SHORT EXERCISE
Locate each line in the records below that contains the string "first" and copy those lines out in full.

— START DATA SUPPLIED —

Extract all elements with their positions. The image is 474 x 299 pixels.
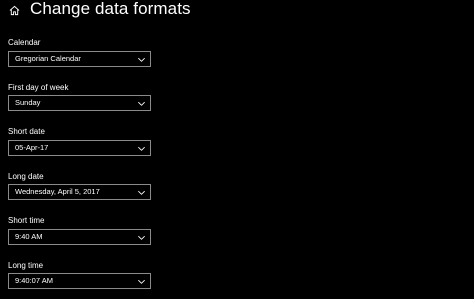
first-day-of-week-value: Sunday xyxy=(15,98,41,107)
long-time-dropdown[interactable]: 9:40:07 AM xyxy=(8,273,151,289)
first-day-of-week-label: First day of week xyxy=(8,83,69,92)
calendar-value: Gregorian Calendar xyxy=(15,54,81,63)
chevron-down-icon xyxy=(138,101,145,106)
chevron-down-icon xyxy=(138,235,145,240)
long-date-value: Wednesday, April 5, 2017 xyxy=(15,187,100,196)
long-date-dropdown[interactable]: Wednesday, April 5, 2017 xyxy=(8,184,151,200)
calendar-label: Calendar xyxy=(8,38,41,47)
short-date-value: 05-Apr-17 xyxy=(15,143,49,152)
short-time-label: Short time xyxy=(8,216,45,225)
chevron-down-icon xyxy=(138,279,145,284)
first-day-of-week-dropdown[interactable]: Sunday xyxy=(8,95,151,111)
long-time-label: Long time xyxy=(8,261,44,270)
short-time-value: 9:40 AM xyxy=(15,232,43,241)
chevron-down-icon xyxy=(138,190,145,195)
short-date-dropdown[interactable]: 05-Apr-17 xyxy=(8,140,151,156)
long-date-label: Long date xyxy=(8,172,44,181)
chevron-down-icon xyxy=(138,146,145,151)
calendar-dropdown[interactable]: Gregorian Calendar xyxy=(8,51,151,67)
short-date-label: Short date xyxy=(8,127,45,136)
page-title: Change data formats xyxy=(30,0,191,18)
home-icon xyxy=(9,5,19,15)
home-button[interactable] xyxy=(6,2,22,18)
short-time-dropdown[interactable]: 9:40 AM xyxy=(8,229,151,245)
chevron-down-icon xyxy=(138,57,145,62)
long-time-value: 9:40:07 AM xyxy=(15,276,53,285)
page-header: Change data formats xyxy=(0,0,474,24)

— END DATA SUPPLIED —

EXERCISE ANSWER
first-day-of-week-value: Sunday xyxy=(15,98,41,107)
first-day-of-week-label: First day of week xyxy=(8,83,69,92)
first-day-of-week-dropdown[interactable]: Sunday xyxy=(8,95,151,111)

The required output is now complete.